*Directive:*
Repeat the listing in full, exactly as it stands.

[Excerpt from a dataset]
################
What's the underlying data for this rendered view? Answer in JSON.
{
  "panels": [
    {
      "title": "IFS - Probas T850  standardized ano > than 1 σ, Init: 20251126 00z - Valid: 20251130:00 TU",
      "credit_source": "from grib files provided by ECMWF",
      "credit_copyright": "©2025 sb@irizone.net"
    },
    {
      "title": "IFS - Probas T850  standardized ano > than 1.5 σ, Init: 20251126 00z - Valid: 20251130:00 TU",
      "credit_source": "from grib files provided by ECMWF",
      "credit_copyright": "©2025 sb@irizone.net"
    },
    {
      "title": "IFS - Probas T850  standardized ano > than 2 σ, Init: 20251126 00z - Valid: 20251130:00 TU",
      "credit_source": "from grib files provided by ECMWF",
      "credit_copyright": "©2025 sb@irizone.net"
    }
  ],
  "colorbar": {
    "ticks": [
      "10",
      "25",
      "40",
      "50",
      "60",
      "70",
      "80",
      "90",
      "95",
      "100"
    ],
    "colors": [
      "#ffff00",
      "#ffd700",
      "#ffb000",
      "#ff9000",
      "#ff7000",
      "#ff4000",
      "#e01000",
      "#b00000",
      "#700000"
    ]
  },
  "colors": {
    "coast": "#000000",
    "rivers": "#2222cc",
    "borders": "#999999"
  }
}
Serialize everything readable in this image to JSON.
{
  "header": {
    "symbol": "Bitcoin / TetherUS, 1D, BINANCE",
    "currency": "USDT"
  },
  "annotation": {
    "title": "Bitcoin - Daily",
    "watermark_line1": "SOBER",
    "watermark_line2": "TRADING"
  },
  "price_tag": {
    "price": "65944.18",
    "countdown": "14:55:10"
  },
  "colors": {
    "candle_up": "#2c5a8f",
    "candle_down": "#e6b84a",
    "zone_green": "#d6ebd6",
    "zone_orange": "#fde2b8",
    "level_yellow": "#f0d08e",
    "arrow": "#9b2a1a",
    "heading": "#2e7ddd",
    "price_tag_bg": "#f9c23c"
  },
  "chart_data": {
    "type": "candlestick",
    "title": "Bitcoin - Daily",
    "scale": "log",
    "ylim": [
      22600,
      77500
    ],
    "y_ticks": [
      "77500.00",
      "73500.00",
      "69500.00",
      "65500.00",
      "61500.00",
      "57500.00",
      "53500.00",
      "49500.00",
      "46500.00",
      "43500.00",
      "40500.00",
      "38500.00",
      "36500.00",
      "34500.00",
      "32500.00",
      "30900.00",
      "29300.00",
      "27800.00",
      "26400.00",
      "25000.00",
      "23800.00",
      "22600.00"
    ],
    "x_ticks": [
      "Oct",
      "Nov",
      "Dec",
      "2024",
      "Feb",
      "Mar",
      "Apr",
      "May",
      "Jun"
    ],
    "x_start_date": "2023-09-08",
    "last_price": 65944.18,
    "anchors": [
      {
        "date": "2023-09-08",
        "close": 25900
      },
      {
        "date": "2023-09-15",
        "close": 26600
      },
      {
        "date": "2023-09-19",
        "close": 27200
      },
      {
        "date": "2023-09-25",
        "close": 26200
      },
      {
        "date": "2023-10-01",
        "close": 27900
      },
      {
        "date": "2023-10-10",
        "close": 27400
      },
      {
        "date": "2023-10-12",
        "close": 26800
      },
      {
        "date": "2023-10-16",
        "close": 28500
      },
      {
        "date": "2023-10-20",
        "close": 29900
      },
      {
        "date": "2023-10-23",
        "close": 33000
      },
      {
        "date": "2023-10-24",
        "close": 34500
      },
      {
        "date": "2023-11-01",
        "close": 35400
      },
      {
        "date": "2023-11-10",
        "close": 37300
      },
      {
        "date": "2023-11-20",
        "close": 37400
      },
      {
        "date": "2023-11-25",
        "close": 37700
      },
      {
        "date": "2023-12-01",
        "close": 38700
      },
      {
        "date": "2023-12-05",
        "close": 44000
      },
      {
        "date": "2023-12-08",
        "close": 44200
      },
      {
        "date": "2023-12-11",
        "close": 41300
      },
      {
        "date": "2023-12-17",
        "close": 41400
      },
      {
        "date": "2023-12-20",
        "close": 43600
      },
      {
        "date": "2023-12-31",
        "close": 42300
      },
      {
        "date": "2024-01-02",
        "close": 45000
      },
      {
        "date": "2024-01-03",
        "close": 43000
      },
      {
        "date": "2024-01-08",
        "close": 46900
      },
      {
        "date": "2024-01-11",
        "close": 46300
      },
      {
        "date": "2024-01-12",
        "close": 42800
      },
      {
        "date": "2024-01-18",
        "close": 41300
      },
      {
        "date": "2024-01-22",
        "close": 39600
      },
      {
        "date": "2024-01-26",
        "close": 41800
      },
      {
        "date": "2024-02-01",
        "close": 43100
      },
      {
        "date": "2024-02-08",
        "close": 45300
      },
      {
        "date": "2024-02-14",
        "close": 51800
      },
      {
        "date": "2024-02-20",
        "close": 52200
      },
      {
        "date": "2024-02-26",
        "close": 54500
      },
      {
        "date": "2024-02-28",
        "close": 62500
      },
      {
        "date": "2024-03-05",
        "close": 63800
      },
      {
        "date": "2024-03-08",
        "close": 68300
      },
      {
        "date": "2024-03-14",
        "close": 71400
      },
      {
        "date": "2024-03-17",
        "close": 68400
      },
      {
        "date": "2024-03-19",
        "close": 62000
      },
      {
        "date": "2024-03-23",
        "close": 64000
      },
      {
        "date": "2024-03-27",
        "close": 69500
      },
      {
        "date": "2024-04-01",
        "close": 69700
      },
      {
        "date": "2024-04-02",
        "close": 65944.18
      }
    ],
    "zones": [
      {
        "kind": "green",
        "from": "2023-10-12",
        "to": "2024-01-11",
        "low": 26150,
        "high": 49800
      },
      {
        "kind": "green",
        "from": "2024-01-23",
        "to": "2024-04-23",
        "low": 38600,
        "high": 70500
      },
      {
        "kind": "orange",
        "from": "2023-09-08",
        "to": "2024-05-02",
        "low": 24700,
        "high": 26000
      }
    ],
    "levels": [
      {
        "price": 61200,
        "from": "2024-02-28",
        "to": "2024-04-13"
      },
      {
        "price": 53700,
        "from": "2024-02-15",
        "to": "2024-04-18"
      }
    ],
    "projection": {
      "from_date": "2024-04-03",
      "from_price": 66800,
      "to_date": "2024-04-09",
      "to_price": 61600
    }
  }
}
################
*Result of this exercise:*
What's the underlying data for this rendered view? Answer in JSON.
{
  "panels": [
    {
      "title": "IFS - Probas T850  standardized ano > than 1 σ, Init: 20251126 00z - Valid: 20251130:00 TU",
      "credit_source": "from grib files provided by ECMWF",
      "credit_copyright": "©2025 sb@irizone.net"
    },
    {
      "title": "IFS - Probas T850  standardized ano > than 1.5 σ, Init: 20251126 00z - Valid: 20251130:00 TU",
      "credit_source": "from grib files provided by ECMWF",
      "credit_copyright": "©2025 sb@irizone.net"
    },
    {
      "title": "IFS - Probas T850  standardized ano > than 2 σ, Init: 20251126 00z - Valid: 20251130:00 TU",
      "credit_source": "from grib files provided by ECMWF",
      "credit_copyright": "©2025 sb@irizone.net"
    }
  ],
  "colorbar": {
    "ticks": [
      "10",
      "25",
      "40",
      "50",
      "60",
      "70",
      "80",
      "90",
      "95",
      "100"
    ],
    "colors": [
      "#ffff00",
      "#ffd700",
      "#ffb000",
      "#ff9000",
      "#ff7000",
      "#ff4000",
      "#e01000",
      "#b00000",
      "#700000"
    ]
  },
  "colors": {
    "coast": "#000000",
    "rivers": "#2222cc",
    "borders": "#999999"
  }
}
Serialize everything readable in this image to JSON.
{
  "header": {
    "symbol": "Bitcoin / TetherUS, 1D, BINANCE",
    "currency": "USDT"
  },
  "annotation": {
    "title": "Bitcoin - Daily",
    "watermark_line1": "SOBER",
    "watermark_line2": "TRADING"
  },
  "price_tag": {
    "price": "65944.18",
    "countdown": "14:55:10"
  },
  "colors": {
    "candle_up": "#2c5a8f",
    "candle_down": "#e6b84a",
    "zone_green": "#d6ebd6",
    "zone_orange": "#fde2b8",
    "level_yellow": "#f0d08e",
    "arrow": "#9b2a1a",
    "heading": "#2e7ddd",
    "price_tag_bg": "#f9c23c"
  },
  "chart_data": {
    "type": "candlestick",
    "title": "Bitcoin - Daily",
    "scale": "log",
    "ylim": [
      22600,
      77500
    ],
    "y_ticks": [
      "77500.00",
      "73500.00",
      "69500.00",
      "65500.00",
      "61500.00",
      "57500.00",
      "53500.00",
      "49500.00",
      "46500.00",
      "43500.00",
      "40500.00",
      "38500.00",
      "36500.00",
      "34500.00",
      "32500.00",
      "30900.00",
      "29300.00",
      "27800.00",
      "26400.00",
      "25000.00",
      "23800.00",
      "22600.00"
    ],
    "x_ticks": [
      "Oct",
      "Nov",
      "Dec",
      "2024",
      "Feb",
      "Mar",
      "Apr",
      "May",
      "Jun"
    ],
    "x_start_date": "2023-09-08",
    "last_price": 65944.18,
    "anchors": [
      {
        "date": "2023-09-08",
        "close": 25900
      },
      {
        "date": "2023-09-15",
        "close": 26600
      },
      {
        "date": "2023-09-19",
        "close": 27200
      },
      {
        "date": "2023-09-25",
        "close": 26200
      },
      {
        "date": "2023-10-01",
        "close": 27900
      },
      {
        "date": "2023-10-10",
        "close": 27400
      },
      {
        "date": "2023-10-12",
        "close": 26800
      },
      {
        "date": "2023-10-16",
        "close": 28500
      },
      {
        "date": "2023-10-20",
        "close": 29900
      },
      {
        "date": "2023-10-23",
        "close": 33000
      },
      {
        "date": "2023-10-24",
        "close": 34500
      },
      {
        "date": "2023-11-01",
        "close": 35400
      },
      {
        "date": "2023-11-10",
        "close": 37300
      },
      {
        "date": "2023-11-20",
        "close": 37400
      },
      {
        "date": "2023-11-25",
        "close": 37700
      },
      {
        "date": "2023-12-01",
        "close": 38700
      },
      {
        "date": "2023-12-05",
        "close": 44000
      },
      {
        "date": "2023-12-08",
        "close": 44200
      },
      {
        "date": "2023-12-11",
        "close": 41300
      },
      {
        "date": "2023-12-17",
        "close": 41400
      },
      {
        "date": "2023-12-20",
        "close": 43600
      },
      {
        "date": "2023-12-31",
        "close": 42300
      },
      {
        "date": "2024-01-02",
        "close": 45000
      },
      {
        "date": "2024-01-03",
        "close": 43000
      },
      {
        "date": "2024-01-08",
        "close": 46900
      },
      {
        "date": "2024-01-11",
        "close": 46300
      },
      {
        "date": "2024-01-12",
        "close": 42800
      },
      {
        "date": "2024-01-18",
        "close": 41300
      },
      {
        "date": "2024-01-22",
        "close": 39600
      },
      {
        "date": "2024-01-26",
        "close": 41800
      },
      {
        "date": "2024-02-01",
        "close": 43100
      },
      {
        "date": "2024-02-08",
        "close": 45300
      },
      {
        "date": "2024-02-14",
        "close": 51800
      },
      {
        "date": "2024-02-20",
        "close": 52200
      },
      {
        "date": "2024-02-26",
        "close": 54500
      },
      {
        "date": "2024-02-28",
        "close": 62500
      },
      {
        "date": "2024-03-05",
        "close": 63800
      },
      {
        "date": "2024-03-08",
        "close": 68300
      },
      {
        "date": "2024-03-14",
        "close": 71400
      },
      {
        "date": "2024-03-17",
        "close": 68400
      },
      {
        "date": "2024-03-19",
        "close": 62000
      },
      {
        "date": "2024-03-23",
        "close": 64000
      },
      {
        "date": "2024-03-27",
        "close": 69500
      },
      {
        "date": "2024-04-01",
        "close": 69700
      },
      {
        "date": "2024-04-02",
        "close": 65944.18
      }
    ],
    "zones": [
      {
        "kind": "green",
        "from": "2023-10-12",
        "to": "2024-01-11",
        "low": 26150,
        "high": 49800
      },
      {
        "kind": "green",
        "from": "2024-01-23",
        "to": "2024-04-23",
        "low": 38600,
        "high": 70500
      },
      {
        "kind": "orange",
        "from": "2023-09-08",
        "to": "2024-05-02",
        "low": 24700,
        "high": 26000
      }
    ],
    "levels": [
      {
        "price": 61200,
        "from": "2024-02-28",
        "to": "2024-04-13"
      },
      {
        "price": 53700,
        "from": "2024-02-15",
        "to": "2024-04-18"
      }
    ],
    "projection": {
      "from_date": "2024-04-03",
      "from_price": 66800,
      "to_date": "2024-04-09",
      "to_price": 61600
    }
  }
}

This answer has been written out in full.